*** DOCUMENT EXCERPT ***

This shift in psychodynamic emphasis is revolutionary. In the past, the expansive, typically quite unrealistic, wishes of the young would be sanctioned as dangerous and unrealistic for violating the limits imposed by societal hierarchies and economic realities. In more recent times, their expression has provoked suppression by an adult world that had tabled its early dreams to achieve social acceptance. Investigating the early emergence of these fantasies, Kohut recognized them as expressing nascent forms of expansive self-unfolding that through experimentation could well generate new developmental possibilities. In an age of affluence and individualism, these were not to be constrained by what may seem – or may simply once have been – infeasible.

Supplementing Fromm’s more philosophical treatment with a detailed developmental analysis, Kohut’s objective was to identify how individuals from their early years utilize primary nurturing relationships to develop the psychological and relational tools to shape emotionally grounded and imaginatively expansive lives. The result is a new conception of childhood: one learning to trust and actualize one’s own feelings, perceptions, ideas, sense of meaning, playfulness and creativity, connectedness. Able to take themselves seriously and confident in being taken seriously by others (or understanding others as lacking in empathy and care), the young could employ the multiple dimensions of their emerging self-capacity with ever greater conviction to shape values and practices in the world.

In order for the young child to experience, experiment with, and integrate – without boundaries regarding what is possible – its broad range of wishes and potentialities, to learn where pleasure in activity and meaning in achievement and contribution lie, what reaches of actualization are achievable, coalescing a sense of self-mastery and self-authorship and self-framing, the child must be assisted by adult nurturers invested in the child’s flourishing and maturation. Enabled to connect with its fullest wishes as they emerge from within as narcissistic fantasies for itself, this process will establish within “the self” an “uninterrupted flow of the narcissistic strivings” as they “proceed toward creative expression.”[27]

Kohut cautions that enabling this flow to solidify the child’s internal self-connection is critical for psychological growth. Despite adult reservations regarding the young about how “limited the social impact of the achievements of the personality may be and however insignificant the individual’s creative activity may appear to others,” the child must be protected from inappropriately premature and critical personal or social judgments. Lacking understanding of how much early developmental work is taking place in the child’s own experimentation with itself, these judgments interrupt the internal growth process and deflate the child’s self-connection.

*** End of DOCUMENT EXCERPT ***
*** RECORDS ***

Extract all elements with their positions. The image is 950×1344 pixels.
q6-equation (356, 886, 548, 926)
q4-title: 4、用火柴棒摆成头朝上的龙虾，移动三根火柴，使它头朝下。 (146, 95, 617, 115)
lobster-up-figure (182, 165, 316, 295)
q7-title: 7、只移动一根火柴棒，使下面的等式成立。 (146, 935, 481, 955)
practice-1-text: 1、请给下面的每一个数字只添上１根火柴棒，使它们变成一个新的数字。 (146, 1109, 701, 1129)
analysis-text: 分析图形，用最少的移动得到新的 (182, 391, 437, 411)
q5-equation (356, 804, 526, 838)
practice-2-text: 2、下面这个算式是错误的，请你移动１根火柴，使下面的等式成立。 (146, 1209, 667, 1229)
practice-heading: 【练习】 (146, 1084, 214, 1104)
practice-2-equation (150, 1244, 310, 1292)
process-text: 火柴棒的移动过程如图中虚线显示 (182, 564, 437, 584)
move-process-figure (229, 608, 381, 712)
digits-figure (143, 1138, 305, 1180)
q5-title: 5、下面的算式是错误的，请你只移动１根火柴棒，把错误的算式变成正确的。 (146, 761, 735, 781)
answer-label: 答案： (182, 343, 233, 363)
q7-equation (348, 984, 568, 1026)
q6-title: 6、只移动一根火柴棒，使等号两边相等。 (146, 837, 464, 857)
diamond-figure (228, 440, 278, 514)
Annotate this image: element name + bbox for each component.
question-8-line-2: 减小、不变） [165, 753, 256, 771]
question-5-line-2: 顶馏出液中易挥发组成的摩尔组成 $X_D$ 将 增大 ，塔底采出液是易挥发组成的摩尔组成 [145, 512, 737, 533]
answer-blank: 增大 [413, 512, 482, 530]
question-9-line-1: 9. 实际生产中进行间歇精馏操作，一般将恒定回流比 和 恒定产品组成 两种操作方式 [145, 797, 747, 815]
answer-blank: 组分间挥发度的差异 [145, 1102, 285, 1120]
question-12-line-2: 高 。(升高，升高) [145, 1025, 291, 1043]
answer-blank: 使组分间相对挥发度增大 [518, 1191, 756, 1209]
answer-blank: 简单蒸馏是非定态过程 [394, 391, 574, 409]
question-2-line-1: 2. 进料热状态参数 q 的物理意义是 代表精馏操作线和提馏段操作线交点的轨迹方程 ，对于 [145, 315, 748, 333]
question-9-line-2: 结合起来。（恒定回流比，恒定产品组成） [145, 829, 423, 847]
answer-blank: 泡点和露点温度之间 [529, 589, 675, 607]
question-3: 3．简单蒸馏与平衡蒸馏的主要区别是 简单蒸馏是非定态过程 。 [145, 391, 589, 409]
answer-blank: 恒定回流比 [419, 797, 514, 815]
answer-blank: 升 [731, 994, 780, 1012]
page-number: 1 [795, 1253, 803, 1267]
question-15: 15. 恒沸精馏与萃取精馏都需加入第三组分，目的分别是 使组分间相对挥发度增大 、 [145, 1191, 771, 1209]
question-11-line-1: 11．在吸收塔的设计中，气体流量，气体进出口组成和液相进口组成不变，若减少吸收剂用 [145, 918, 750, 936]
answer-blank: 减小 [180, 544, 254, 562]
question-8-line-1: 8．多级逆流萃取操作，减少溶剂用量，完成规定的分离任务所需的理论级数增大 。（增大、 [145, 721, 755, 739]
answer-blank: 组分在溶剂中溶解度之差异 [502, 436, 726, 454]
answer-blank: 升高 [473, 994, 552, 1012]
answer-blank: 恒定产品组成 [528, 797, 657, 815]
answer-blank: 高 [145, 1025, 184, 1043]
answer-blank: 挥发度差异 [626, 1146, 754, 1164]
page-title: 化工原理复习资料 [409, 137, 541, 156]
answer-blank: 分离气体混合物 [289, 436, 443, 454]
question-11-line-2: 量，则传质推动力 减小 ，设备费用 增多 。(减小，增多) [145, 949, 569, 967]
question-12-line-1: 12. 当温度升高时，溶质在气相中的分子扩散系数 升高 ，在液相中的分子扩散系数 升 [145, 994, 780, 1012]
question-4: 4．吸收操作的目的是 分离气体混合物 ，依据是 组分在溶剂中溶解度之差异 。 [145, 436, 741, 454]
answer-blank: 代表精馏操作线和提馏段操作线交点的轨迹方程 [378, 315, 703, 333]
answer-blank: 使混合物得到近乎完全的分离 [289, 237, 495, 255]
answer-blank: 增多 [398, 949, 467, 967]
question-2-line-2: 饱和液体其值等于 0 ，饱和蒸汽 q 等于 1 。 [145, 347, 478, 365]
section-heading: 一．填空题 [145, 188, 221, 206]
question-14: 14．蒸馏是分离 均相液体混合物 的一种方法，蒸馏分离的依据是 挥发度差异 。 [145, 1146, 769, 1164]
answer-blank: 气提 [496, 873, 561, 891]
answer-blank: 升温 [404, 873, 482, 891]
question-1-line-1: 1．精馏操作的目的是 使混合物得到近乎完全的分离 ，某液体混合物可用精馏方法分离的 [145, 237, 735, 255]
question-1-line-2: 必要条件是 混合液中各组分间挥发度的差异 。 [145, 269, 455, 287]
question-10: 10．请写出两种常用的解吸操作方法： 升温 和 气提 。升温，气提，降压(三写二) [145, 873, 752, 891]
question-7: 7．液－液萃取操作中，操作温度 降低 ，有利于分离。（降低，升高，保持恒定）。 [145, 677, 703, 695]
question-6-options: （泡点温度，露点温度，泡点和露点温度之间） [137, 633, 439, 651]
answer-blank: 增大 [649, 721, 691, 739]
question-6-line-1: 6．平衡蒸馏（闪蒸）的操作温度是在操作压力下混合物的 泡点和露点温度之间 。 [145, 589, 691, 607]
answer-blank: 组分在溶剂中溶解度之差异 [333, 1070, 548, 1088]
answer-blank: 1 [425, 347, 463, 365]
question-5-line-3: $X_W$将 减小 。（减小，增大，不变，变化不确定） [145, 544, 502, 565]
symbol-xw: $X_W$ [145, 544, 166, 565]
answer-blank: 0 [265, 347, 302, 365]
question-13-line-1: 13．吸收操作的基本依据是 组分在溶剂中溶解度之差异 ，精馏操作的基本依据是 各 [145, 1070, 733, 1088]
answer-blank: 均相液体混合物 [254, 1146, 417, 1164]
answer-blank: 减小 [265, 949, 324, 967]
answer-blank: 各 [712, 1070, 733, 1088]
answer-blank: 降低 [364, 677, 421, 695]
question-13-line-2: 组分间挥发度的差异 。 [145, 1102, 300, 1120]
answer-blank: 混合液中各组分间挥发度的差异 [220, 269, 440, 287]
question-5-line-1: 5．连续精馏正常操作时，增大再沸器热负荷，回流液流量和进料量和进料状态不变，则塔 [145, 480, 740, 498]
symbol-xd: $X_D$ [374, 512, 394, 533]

*** End of RECORDS ***

• TASK INSTRUCTIONS: Pick up the passage on Kohut's account of childhood self-development after its final sentence and continue it in the same formal register.

• RESULT:
Similarly, what may appear to be over-involvement with its own processes and productions, its expression of “central pattern[s] of exhibitionism and grandiose ambitions” and insistence on measuring oneself by one’s own “set of firmly internalized ideals of perfection,” are crucial for generating more evolved “talents and skills.” Through “optimal…empathetic responses” taking seriously these early self-ventures, the facilitative adult serves as “joyful mirror to a child’s healthy assertiveness” as it consolidates its sense of “self-esteem” and “self-cohesion.” In this way, as the child becomes a vigorous and “reliable initiator and performer of joyfully undertaken activities,” the “organizing center of the skills and talents of the personality” culminates through increasingly “successful exercise” in the “adult’s mature self.”[28]

Through this new conception of psychological health, the “narcissistic injury” upon an “unresponded-to” core self from classic neglect of self-development – no longer normal and inevitable – can be better understood. As the young reveal strengths at ages previously unimaginable, adults psychologically and emotionally unable to integrate their own aspirations will because of their developmental shortfalls enforce generational control to censure these initiatives, reproducing psychological injuries and deficits in developing subjects. Leaving the child unequipped for the task of childhood, to “transform its archaic grandiosity” into “realistic ambitions” and “attainable ideals,” will deprive the individual of “narcissistic sustenance” to shape internally evolved ideals and goals and sustain continuing self-actualization.[29]

Such “narcissistic vulnerability”[30] can readily precipitate an “abandonment of the core of the self,” leading as Kohut understood to a compensatory obsession with psychic “survival and social dominance,” along with acute feelings of futility and “destructive rage” triggered by the severe developmental shortcomings in the self. The behavior manifested by a deeply injured subject in other words is reactive, its destructiveness deriving not from a “primary instinct” of evil intent which “strives toward its goals and searches for an outlet” but as the response to unjustly administered trauma and deprivation.[31] In order to address the “narcissistic injuries” arising from failures by socializing adults and other deficits in developmental nurturance, Kohut supported the training and preparation of analysts skilled at facilitating continued internal development.

X. The Pandemic of Narcissistic Injury

Many Americans are appalled by the contagion of wanton destruction, cruelty, scapegoating, and derision roiling society, a psychic forest fire threatening to unravel even our deeply flawed systems of justice and collective well-being. The issue of how the American Dream – by reducing success and self-worth to matters of winning and losing – pits us against each other and diminishes us all has never been adequately confronted. Because the relentless competition and sorting process imposes narrow measures of achievement and forecloses most avenues of self-actualization, it undercuts the possibility of fulfillment across the political spectrum and turns us all into adversaries unable together to pursue the larger public good.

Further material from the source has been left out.